#### GOAL OF THE EXERCISE:
Exact repetition of every entry is required.

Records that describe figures
[START]
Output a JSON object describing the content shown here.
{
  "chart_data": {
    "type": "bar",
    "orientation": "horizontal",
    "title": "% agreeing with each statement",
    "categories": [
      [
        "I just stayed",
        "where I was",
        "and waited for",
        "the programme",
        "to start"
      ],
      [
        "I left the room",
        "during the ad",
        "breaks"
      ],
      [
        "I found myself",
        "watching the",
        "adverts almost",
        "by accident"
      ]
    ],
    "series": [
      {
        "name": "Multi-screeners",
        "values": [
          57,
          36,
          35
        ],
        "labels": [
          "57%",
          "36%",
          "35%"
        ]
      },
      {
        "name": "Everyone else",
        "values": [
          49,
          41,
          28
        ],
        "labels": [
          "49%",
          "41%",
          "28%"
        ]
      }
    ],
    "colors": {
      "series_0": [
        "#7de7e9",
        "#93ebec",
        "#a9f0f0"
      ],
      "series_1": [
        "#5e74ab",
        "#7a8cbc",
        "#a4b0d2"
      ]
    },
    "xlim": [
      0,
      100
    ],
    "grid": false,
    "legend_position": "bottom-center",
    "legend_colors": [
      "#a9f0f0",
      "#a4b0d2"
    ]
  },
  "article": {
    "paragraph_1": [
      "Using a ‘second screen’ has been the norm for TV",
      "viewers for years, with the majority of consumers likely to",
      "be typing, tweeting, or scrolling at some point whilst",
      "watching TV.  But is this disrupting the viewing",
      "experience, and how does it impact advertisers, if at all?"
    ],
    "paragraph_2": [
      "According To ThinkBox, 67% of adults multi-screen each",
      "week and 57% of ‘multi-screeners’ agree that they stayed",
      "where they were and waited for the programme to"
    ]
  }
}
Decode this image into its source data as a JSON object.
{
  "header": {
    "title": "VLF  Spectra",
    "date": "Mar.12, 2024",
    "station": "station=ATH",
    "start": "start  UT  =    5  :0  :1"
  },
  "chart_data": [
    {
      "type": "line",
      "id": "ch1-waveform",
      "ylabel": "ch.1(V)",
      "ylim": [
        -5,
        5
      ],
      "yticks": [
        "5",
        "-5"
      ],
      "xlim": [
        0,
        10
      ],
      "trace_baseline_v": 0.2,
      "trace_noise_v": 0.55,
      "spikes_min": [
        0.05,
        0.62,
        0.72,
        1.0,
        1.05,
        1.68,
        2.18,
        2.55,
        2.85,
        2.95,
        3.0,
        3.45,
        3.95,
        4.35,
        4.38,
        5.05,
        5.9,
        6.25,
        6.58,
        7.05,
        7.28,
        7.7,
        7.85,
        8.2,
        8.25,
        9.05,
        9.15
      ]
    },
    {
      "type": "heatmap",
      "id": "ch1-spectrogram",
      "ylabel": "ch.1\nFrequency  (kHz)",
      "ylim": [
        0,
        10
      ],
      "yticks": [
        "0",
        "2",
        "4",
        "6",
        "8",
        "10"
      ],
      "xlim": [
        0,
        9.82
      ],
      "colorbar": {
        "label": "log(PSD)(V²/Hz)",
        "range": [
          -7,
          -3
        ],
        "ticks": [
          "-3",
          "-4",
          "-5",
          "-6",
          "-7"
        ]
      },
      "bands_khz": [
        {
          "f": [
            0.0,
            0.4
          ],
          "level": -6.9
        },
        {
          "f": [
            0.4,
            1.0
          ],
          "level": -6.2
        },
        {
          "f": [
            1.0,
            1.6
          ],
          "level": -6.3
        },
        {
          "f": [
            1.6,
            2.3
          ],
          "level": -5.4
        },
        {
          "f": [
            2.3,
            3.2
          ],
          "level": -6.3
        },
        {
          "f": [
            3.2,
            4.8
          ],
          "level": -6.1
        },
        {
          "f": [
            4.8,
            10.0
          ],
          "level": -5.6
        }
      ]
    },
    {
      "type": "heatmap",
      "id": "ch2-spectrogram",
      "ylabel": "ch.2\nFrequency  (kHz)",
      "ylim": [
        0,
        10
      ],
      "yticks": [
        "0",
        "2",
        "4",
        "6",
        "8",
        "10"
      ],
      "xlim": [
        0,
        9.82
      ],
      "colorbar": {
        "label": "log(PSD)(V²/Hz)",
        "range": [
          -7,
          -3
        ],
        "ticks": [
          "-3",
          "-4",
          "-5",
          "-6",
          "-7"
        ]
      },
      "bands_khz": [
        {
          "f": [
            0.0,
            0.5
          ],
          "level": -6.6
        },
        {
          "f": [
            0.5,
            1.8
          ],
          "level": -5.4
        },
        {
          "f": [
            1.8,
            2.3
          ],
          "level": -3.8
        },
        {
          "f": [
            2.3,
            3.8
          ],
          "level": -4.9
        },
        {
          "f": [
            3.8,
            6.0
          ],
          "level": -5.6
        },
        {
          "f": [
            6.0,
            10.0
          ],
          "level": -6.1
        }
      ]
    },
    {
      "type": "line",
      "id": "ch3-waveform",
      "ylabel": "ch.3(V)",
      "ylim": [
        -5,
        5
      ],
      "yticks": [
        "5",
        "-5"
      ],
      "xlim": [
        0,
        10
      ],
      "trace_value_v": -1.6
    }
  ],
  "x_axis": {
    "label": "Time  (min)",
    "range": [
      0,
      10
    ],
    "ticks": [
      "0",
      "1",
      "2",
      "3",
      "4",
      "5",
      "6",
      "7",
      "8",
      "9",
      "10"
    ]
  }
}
[END]
#### EXERCISE RESULT:
Output a JSON object describing the content shown here.
{
  "chart_data": {
    "type": "bar",
    "orientation": "horizontal",
    "title": "% agreeing with each statement",
    "categories": [
      [
        "I just stayed",
        "where I was",
        "and waited for",
        "the programme",
        "to start"
      ],
      [
        "I left the room",
        "during the ad",
        "breaks"
      ],
      [
        "I found myself",
        "watching the",
        "adverts almost",
        "by accident"
      ]
    ],
    "series": [
      {
        "name": "Multi-screeners",
        "values": [
          57,
          36,
          35
        ],
        "labels": [
          "57%",
          "36%",
          "35%"
        ]
      },
      {
        "name": "Everyone else",
        "values": [
          49,
          41,
          28
        ],
        "labels": [
          "49%",
          "41%",
          "28%"
        ]
      }
    ],
    "colors": {
      "series_0": [
        "#7de7e9",
        "#93ebec",
        "#a9f0f0"
      ],
      "series_1": [
        "#5e74ab",
        "#7a8cbc",
        "#a4b0d2"
      ]
    },
    "xlim": [
      0,
      100
    ],
    "grid": false,
    "legend_position": "bottom-center",
    "legend_colors": [
      "#a9f0f0",
      "#a4b0d2"
    ]
  },
  "article": {
    "paragraph_1": [
      "Using a ‘second screen’ has been the norm for TV",
      "viewers for years, with the majority of consumers likely to",
      "be typing, tweeting, or scrolling at some point whilst",
      "watching TV.  But is this disrupting the viewing",
      "experience, and how does it impact advertisers, if at all?"
    ],
    "paragraph_2": [
      "According To ThinkBox, 67% of adults multi-screen each",
      "week and 57% of ‘multi-screeners’ agree that they stayed",
      "where they were and waited for the programme to"
    ]
  }
}
Decode this image into its source data as a JSON object.
{
  "header": {
    "title": "VLF  Spectra",
    "date": "Mar.12, 2024",
    "station": "station=ATH",
    "start": "start  UT  =    5  :0  :1"
  },
  "chart_data": [
    {
      "type": "line",
      "id": "ch1-waveform",
      "ylabel": "ch.1(V)",
      "ylim": [
        -5,
        5
      ],
      "yticks": [
        "5",
        "-5"
      ],
      "xlim": [
        0,
        10
      ],
      "trace_baseline_v": 0.2,
      "trace_noise_v": 0.55,
      "spikes_min": [
        0.05,
        0.62,
        0.72,
        1.0,
        1.05,
        1.68,
        2.18,
        2.55,
        2.85,
        2.95,
        3.0,
        3.45,
        3.95,
        4.35,
        4.38,
        5.05,
        5.9,
        6.25,
        6.58,
        7.05,
        7.28,
        7.7,
        7.85,
        8.2,
        8.25,
        9.05,
        9.15
      ]
    },
    {
      "type": "heatmap",
      "id": "ch1-spectrogram",
      "ylabel": "ch.1\nFrequency  (kHz)",
      "ylim": [
        0,
        10
      ],
      "yticks": [
        "0",
        "2",
        "4",
        "6",
        "8",
        "10"
      ],
      "xlim": [
        0,
        9.82
      ],
      "colorbar": {
        "label": "log(PSD)(V²/Hz)",
        "range": [
          -7,
          -3
        ],
        "ticks": [
          "-3",
          "-4",
          "-5",
          "-6",
          "-7"
        ]
      },
      "bands_khz": [
        {
          "f": [
            0.0,
            0.4
          ],
          "level": -6.9
        },
        {
          "f": [
            0.4,
            1.0
          ],
          "level": -6.2
        },
        {
          "f": [
            1.0,
            1.6
          ],
          "level": -6.3
        },
        {
          "f": [
            1.6,
            2.3
          ],
          "level": -5.4
        },
        {
          "f": [
            2.3,
            3.2
          ],
          "level": -6.3
        },
        {
          "f": [
            3.2,
            4.8
          ],
          "level": -6.1
        },
        {
          "f": [
            4.8,
            10.0
          ],
          "level": -5.6
        }
      ]
    },
    {
      "type": "heatmap",
      "id": "ch2-spectrogram",
      "ylabel": "ch.2\nFrequency  (kHz)",
      "ylim": [
        0,
        10
      ],
      "yticks": [
        "0",
        "2",
        "4",
        "6",
        "8",
        "10"
      ],
      "xlim": [
        0,
        9.82
      ],
      "colorbar": {
        "label": "log(PSD)(V²/Hz)",
        "range": [
          -7,
          -3
        ],
        "ticks": [
          "-3",
          "-4",
          "-5",
          "-6",
          "-7"
        ]
      },
      "bands_khz": [
        {
          "f": [
            0.0,
            0.5
          ],
          "level": -6.6
        },
        {
          "f": [
            0.5,
            1.8
          ],
          "level": -5.4
        },
        {
          "f": [
            1.8,
            2.3
          ],
          "level": -3.8
        },
        {
          "f": [
            2.3,
            3.8
          ],
          "level": -4.9
        },
        {
          "f": [
            3.8,
            6.0
          ],
          "level": -5.6
        },
        {
          "f": [
            6.0,
            10.0
          ],
          "level": -6.1
        }
      ]
    },
    {
      "type": "line",
      "id": "ch3-waveform",
      "ylabel": "ch.3(V)",
      "ylim": [
        -5,
        5
      ],
      "yticks": [
        "5",
        "-5"
      ],
      "xlim": [
        0,
        10
      ],
      "trace_value_v": -1.6
    }
  ],
  "x_axis": {
    "label": "Time  (min)",
    "range": [
      0,
      10
    ],
    "ticks": [
      "0",
      "1",
      "2",
      "3",
      "4",
      "5",
      "6",
      "7",
      "8",
      "9",
      "10"
    ]
  }
}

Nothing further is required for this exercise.